**Work to do**
Please give the listing again in its entirety, exactly as written.

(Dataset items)
----
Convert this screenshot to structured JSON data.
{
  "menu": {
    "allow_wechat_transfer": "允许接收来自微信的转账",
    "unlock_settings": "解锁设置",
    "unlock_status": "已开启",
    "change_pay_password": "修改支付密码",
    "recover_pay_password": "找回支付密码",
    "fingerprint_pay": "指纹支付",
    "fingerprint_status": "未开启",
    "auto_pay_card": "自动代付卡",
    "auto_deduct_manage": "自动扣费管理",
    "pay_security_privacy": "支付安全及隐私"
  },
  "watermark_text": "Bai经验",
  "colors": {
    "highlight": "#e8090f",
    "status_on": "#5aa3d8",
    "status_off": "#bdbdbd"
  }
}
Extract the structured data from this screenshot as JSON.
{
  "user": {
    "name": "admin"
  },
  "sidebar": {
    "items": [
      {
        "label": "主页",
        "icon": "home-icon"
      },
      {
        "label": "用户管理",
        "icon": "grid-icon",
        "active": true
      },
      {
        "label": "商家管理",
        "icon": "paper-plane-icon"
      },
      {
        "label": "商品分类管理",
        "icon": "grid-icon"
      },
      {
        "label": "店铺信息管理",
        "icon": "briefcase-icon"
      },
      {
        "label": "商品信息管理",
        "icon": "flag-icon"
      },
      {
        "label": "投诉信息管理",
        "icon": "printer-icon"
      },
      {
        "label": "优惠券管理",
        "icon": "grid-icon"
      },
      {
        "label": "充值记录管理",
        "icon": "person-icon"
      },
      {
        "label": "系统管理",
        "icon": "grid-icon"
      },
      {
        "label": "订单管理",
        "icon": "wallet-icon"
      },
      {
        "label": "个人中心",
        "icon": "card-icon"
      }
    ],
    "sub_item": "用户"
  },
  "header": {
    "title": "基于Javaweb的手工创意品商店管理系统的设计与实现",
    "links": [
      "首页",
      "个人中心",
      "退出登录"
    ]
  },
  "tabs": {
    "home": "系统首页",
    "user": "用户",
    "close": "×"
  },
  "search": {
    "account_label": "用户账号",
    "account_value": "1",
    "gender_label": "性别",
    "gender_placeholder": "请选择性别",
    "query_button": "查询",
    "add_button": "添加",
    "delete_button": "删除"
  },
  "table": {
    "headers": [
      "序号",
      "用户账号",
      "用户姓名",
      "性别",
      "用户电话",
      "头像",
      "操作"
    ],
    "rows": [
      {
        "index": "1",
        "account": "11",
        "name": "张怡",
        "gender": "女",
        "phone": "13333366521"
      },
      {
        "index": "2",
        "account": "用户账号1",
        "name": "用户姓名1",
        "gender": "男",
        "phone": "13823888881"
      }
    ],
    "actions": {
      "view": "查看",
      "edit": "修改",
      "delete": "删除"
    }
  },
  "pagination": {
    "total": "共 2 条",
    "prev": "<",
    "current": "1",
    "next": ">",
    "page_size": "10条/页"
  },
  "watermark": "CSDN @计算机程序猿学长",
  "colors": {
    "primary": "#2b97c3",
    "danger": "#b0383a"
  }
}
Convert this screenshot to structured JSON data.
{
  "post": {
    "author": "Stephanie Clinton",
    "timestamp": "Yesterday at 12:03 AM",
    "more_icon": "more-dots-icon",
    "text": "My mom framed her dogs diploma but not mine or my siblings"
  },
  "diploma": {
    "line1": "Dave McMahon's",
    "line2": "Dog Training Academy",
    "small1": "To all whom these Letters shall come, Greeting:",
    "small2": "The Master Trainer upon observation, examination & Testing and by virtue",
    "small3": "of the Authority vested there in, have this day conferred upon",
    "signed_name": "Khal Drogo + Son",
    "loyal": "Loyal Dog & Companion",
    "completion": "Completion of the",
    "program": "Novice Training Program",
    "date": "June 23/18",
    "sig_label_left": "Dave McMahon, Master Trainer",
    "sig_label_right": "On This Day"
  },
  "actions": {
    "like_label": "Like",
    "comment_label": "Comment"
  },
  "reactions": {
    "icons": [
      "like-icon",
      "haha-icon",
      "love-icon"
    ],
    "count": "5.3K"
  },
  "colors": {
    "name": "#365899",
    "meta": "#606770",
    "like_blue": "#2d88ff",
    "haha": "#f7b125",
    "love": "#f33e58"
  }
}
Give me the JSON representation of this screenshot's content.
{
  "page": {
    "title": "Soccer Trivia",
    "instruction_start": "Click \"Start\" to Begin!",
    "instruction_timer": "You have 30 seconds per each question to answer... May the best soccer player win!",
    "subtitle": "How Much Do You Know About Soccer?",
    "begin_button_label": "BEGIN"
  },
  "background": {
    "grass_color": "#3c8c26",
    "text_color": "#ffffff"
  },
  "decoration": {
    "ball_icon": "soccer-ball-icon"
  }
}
----
**Expected answer**
Convert this screenshot to structured JSON data.
{
  "menu": {
    "allow_wechat_transfer": "允许接收来自微信的转账",
    "unlock_settings": "解锁设置",
    "unlock_status": "已开启",
    "change_pay_password": "修改支付密码",
    "recover_pay_password": "找回支付密码",
    "fingerprint_pay": "指纹支付",
    "fingerprint_status": "未开启",
    "auto_pay_card": "自动代付卡",
    "auto_deduct_manage": "自动扣费管理",
    "pay_security_privacy": "支付安全及隐私"
  },
  "watermark_text": "Bai经验",
  "colors": {
    "highlight": "#e8090f",
    "status_on": "#5aa3d8",
    "status_off": "#bdbdbd"
  }
}
Extract the structured data from this screenshot as JSON.
{
  "user": {
    "name": "admin"
  },
  "sidebar": {
    "items": [
      {
        "label": "主页",
        "icon": "home-icon"
      },
      {
        "label": "用户管理",
        "icon": "grid-icon",
        "active": true
      },
      {
        "label": "商家管理",
        "icon": "paper-plane-icon"
      },
      {
        "label": "商品分类管理",
        "icon": "grid-icon"
      },
      {
        "label": "店铺信息管理",
        "icon": "briefcase-icon"
      },
      {
        "label": "商品信息管理",
        "icon": "flag-icon"
      },
      {
        "label": "投诉信息管理",
        "icon": "printer-icon"
      },
      {
        "label": "优惠券管理",
        "icon": "grid-icon"
      },
      {
        "label": "充值记录管理",
        "icon": "person-icon"
      },
      {
        "label": "系统管理",
        "icon": "grid-icon"
      },
      {
        "label": "订单管理",
        "icon": "wallet-icon"
      },
      {
        "label": "个人中心",
        "icon": "card-icon"
      }
    ],
    "sub_item": "用户"
  },
  "header": {
    "title": "基于Javaweb的手工创意品商店管理系统的设计与实现",
    "links": [
      "首页",
      "个人中心",
      "退出登录"
    ]
  },
  "tabs": {
    "home": "系统首页",
    "user": "用户",
    "close": "×"
  },
  "search": {
    "account_label": "用户账号",
    "account_value": "1",
    "gender_label": "性别",
    "gender_placeholder": "请选择性别",
    "query_button": "查询",
    "add_button": "添加",
    "delete_button": "删除"
  },
  "table": {
    "headers": [
      "序号",
      "用户账号",
      "用户姓名",
      "性别",
      "用户电话",
      "头像",
      "操作"
    ],
    "rows": [
      {
        "index": "1",
        "account": "11",
        "name": "张怡",
        "gender": "女",
        "phone": "13333366521"
      },
      {
        "index": "2",
        "account": "用户账号1",
        "name": "用户姓名1",
        "gender": "男",
        "phone": "13823888881"
      }
    ],
    "actions": {
      "view": "查看",
      "edit": "修改",
      "delete": "删除"
    }
  },
  "pagination": {
    "total": "共 2 条",
    "prev": "<",
    "current": "1",
    "next": ">",
    "page_size": "10条/页"
  },
  "watermark": "CSDN @计算机程序猿学长",
  "colors": {
    "primary": "#2b97c3",
    "danger": "#b0383a"
  }
}
Convert this screenshot to structured JSON data.
{
  "post": {
    "author": "Stephanie Clinton",
    "timestamp": "Yesterday at 12:03 AM",
    "more_icon": "more-dots-icon",
    "text": "My mom framed her dogs diploma but not mine or my siblings"
  },
  "diploma": {
    "line1": "Dave McMahon's",
    "line2": "Dog Training Academy",
    "small1": "To all whom these Letters shall come, Greeting:",
    "small2": "The Master Trainer upon observation, examination & Testing and by virtue",
    "small3": "of the Authority vested there in, have this day conferred upon",
    "signed_name": "Khal Drogo + Son",
    "loyal": "Loyal Dog & Companion",
    "completion": "Completion of the",
    "program": "Novice Training Program",
    "date": "June 23/18",
    "sig_label_left": "Dave McMahon, Master Trainer",
    "sig_label_right": "On This Day"
  },
  "actions": {
    "like_label": "Like",
    "comment_label": "Comment"
  },
  "reactions": {
    "icons": [
      "like-icon",
      "haha-icon",
      "love-icon"
    ],
    "count": "5.3K"
  },
  "colors": {
    "name": "#365899",
    "meta": "#606770",
    "like_blue": "#2d88ff",
    "haha": "#f7b125",
    "love": "#f33e58"
  }
}
Give me the JSON representation of this screenshot's content.
{
  "page": {
    "title": "Soccer Trivia",
    "instruction_start": "Click \"Start\" to Begin!",
    "instruction_timer": "You have 30 seconds per each question to answer... May the best soccer player win!",
    "subtitle": "How Much Do You Know About Soccer?",
    "begin_button_label": "BEGIN"
  },
  "background": {
    "grass_color": "#3c8c26",
    "text_color": "#ffffff"
  },
  "decoration": {
    "ball_icon": "soccer-ball-icon"
  }
}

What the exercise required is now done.